Only the lines holding the string "color" are needed. Copy each one.

[Begin Material shown]

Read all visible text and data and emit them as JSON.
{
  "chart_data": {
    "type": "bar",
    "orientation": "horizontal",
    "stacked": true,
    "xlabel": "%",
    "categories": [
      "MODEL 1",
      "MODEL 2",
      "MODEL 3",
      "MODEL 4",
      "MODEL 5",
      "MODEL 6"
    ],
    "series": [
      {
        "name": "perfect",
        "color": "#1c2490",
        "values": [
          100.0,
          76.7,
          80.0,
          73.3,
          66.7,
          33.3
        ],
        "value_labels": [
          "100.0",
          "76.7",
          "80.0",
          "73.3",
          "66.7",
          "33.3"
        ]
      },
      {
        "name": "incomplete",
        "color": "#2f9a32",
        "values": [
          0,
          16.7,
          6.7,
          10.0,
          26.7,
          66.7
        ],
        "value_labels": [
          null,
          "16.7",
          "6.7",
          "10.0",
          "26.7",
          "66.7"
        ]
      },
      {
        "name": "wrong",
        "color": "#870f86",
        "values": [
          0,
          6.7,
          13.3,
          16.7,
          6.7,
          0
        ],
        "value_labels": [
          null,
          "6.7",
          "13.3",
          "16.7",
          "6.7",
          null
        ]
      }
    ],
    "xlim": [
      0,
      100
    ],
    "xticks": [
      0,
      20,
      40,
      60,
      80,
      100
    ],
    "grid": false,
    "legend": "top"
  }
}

[End Material shown]
[Begin Material shown]

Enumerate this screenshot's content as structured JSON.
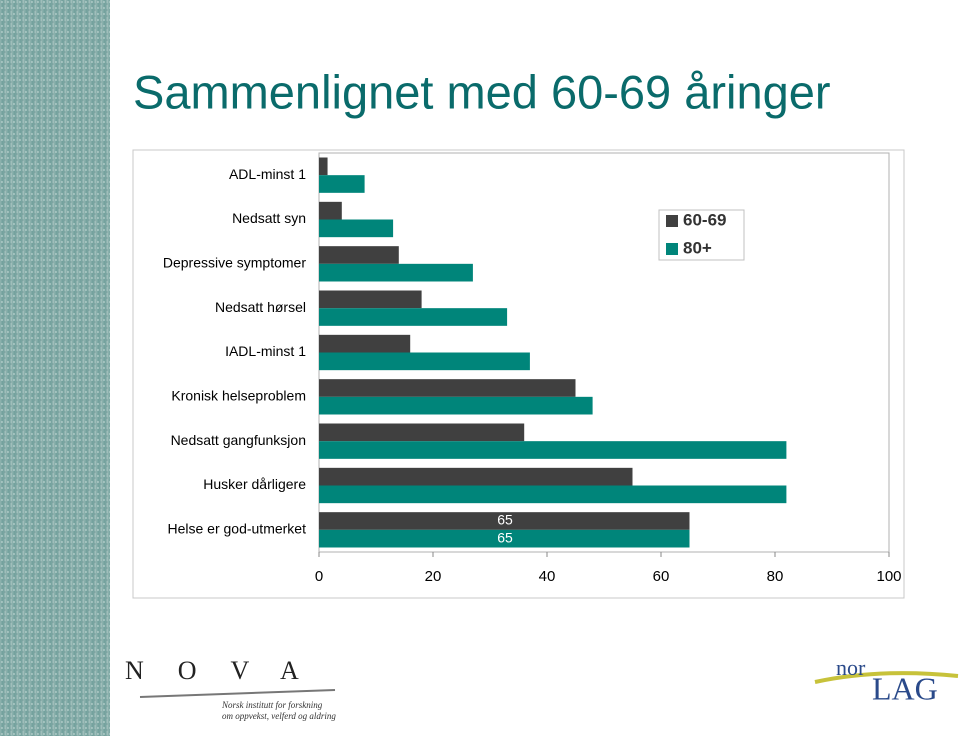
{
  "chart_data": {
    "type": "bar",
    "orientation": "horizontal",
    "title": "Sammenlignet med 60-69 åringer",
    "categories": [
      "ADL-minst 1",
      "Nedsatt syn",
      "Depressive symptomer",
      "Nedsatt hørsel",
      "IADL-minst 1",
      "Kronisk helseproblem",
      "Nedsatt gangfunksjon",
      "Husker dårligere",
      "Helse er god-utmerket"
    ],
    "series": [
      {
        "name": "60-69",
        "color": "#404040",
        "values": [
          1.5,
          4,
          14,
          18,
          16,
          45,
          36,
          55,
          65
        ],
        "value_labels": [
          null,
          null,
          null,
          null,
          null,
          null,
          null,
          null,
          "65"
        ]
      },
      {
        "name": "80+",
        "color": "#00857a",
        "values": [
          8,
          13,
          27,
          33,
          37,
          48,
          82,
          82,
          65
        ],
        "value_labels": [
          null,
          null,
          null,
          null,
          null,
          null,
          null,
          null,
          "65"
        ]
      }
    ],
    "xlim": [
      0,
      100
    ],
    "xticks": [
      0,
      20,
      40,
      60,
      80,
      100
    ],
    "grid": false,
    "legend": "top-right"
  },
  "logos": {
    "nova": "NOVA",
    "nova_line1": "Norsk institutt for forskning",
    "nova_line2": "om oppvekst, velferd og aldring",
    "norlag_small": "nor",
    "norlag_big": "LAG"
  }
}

[End Material shown]

**Result**
        "color": "#1c2490",
        "color": "#2f9a32",
        "color": "#870f86",
        "color": "#404040",
        "color": "#00857a",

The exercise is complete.